Set exercise — Repeat the records exactly. Every line must match.

============================================================

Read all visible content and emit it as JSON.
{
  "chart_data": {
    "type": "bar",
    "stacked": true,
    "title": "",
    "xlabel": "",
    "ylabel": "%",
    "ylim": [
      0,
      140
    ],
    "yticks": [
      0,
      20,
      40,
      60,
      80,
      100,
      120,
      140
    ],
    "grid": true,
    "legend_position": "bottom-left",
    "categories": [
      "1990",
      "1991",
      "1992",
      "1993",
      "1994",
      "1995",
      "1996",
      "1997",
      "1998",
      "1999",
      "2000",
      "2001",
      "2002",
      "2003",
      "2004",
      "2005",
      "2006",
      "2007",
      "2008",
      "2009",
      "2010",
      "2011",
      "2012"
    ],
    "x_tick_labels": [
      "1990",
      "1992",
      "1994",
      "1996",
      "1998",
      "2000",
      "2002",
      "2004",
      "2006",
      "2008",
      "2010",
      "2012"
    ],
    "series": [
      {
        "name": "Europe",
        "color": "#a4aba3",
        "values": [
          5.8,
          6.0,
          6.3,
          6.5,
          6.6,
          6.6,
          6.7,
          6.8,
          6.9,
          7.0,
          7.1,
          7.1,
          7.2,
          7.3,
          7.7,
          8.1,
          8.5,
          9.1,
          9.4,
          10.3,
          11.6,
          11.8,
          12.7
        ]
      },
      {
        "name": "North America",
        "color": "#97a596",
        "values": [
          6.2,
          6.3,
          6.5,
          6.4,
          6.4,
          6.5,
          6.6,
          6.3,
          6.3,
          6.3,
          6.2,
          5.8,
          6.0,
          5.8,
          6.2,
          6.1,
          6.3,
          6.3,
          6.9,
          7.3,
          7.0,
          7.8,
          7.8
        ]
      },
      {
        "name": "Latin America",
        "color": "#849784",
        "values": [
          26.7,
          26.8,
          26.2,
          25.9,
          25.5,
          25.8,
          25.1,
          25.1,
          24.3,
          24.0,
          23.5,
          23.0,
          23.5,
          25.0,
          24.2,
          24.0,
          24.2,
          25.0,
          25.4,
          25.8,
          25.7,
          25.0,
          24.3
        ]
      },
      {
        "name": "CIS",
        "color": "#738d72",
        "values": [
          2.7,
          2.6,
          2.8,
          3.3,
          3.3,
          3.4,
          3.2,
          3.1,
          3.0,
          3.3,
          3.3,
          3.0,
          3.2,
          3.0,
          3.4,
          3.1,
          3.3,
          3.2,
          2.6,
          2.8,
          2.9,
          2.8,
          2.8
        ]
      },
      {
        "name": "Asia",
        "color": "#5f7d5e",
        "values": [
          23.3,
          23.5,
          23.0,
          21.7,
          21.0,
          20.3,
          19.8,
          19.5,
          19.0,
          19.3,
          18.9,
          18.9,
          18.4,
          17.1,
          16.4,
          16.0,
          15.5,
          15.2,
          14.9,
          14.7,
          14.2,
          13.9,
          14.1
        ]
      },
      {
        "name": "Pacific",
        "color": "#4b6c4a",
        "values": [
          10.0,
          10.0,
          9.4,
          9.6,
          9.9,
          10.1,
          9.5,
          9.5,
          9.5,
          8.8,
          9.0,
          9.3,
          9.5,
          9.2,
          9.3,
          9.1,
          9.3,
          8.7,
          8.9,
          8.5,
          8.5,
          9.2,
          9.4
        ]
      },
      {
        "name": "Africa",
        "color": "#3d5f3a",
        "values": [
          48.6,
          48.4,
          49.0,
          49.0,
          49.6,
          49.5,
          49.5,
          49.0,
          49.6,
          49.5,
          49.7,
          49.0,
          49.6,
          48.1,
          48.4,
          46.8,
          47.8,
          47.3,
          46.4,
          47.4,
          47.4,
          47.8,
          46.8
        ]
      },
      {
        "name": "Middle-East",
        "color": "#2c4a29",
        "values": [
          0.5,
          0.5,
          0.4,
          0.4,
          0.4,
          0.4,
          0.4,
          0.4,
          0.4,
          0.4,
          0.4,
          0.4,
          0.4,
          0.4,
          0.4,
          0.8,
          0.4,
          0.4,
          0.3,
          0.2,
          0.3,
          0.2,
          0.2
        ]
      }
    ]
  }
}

============================================================

Output of the exercise —
Read all visible content and emit it as JSON.
{
  "chart_data": {
    "type": "bar",
    "stacked": true,
    "title": "",
    "xlabel": "",
    "ylabel": "%",
    "ylim": [
      0,
      140
    ],
    "yticks": [
      0,
      20,
      40,
      60,
      80,
      100,
      120,
      140
    ],
    "grid": true,
    "legend_position": "bottom-left",
    "categories": [
      "1990",
      "1991",
      "1992",
      "1993",
      "1994",
      "1995",
      "1996",
      "1997",
      "1998",
      "1999",
      "2000",
      "2001",
      "2002",
      "2003",
      "2004",
      "2005",
      "2006",
      "2007",
      "2008",
      "2009",
      "2010",
      "2011",
      "2012"
    ],
    "x_tick_labels": [
      "1990",
      "1992",
      "1994",
      "1996",
      "1998",
      "2000",
      "2002",
      "2004",
      "2006",
      "2008",
      "2010",
      "2012"
    ],
    "series": [
      {
        "name": "Europe",
        "color": "#a4aba3",
        "values": [
          5.8,
          6.0,
          6.3,
          6.5,
          6.6,
          6.6,
          6.7,
          6.8,
          6.9,
          7.0,
          7.1,
          7.1,
          7.2,
          7.3,
          7.7,
          8.1,
          8.5,
          9.1,
          9.4,
          10.3,
          11.6,
          11.8,
          12.7
        ]
      },
      {
        "name": "North America",
        "color": "#97a596",
        "values": [
          6.2,
          6.3,
          6.5,
          6.4,
          6.4,
          6.5,
          6.6,
          6.3,
          6.3,
          6.3,
          6.2,
          5.8,
          6.0,
          5.8,
          6.2,
          6.1,
          6.3,
          6.3,
          6.9,
          7.3,
          7.0,
          7.8,
          7.8
        ]
      },
      {
        "name": "Latin America",
        "color": "#849784",
        "values": [
          26.7,
          26.8,
          26.2,
          25.9,
          25.5,
          25.8,
          25.1,
          25.1,
          24.3,
          24.0,
          23.5,
          23.0,
          23.5,
          25.0,
          24.2,
          24.0,
          24.2,
          25.0,
          25.4,
          25.8,
          25.7,
          25.0,
          24.3
        ]
      },
      {
        "name": "CIS",
        "color": "#738d72",
        "values": [
          2.7,
          2.6,
          2.8,
          3.3,
          3.3,
          3.4,
          3.2,
          3.1,
          3.0,
          3.3,
          3.3,
          3.0,
          3.2,
          3.0,
          3.4,
          3.1,
          3.3,
          3.2,
          2.6,
          2.8,
          2.9,
          2.8,
          2.8
        ]
      },
      {
        "name": "Asia",
        "color": "#5f7d5e",
        "values": [
          23.3,
          23.5,
          23.0,
          21.7,
          21.0,
          20.3,
          19.8,
          19.5,
          19.0,
          19.3,
          18.9,
          18.9,
          18.4,
          17.1,
          16.4,
          16.0,
          15.5,
          15.2,
          14.9,
          14.7,
          14.2,
          13.9,
          14.1
        ]
      },
      {
        "name": "Pacific",
        "color": "#4b6c4a",
        "values": [
          10.0,
          10.0,
          9.4,
          9.6,
          9.9,
          10.1,
          9.5,
          9.5,
          9.5,
          8.8,
          9.0,
          9.3,
          9.5,
          9.2,
          9.3,
          9.1,
          9.3,
          8.7,
          8.9,
          8.5,
          8.5,
          9.2,
          9.4
        ]
      },
      {
        "name": "Africa",
        "color": "#3d5f3a",
        "values": [
          48.6,
          48.4,
          49.0,
          49.0,
          49.6,
          49.5,
          49.5,
          49.0,
          49.6,
          49.5,
          49.7,
          49.0,
          49.6,
          48.1,
          48.4,
          46.8,
          47.8,
          47.3,
          46.4,
          47.4,
          47.4,
          47.8,
          46.8
        ]
      },
      {
        "name": "Middle-East",
        "color": "#2c4a29",
        "values": [
          0.5,
          0.5,
          0.4,
          0.4,
          0.4,
          0.4,
          0.4,
          0.4,
          0.4,
          0.4,
          0.4,
          0.4,
          0.4,
          0.4,
          0.4,
          0.8,
          0.4,
          0.4,
          0.3,
          0.2,
          0.3,
          0.2,
          0.2
        ]
      }
    ]
  }
}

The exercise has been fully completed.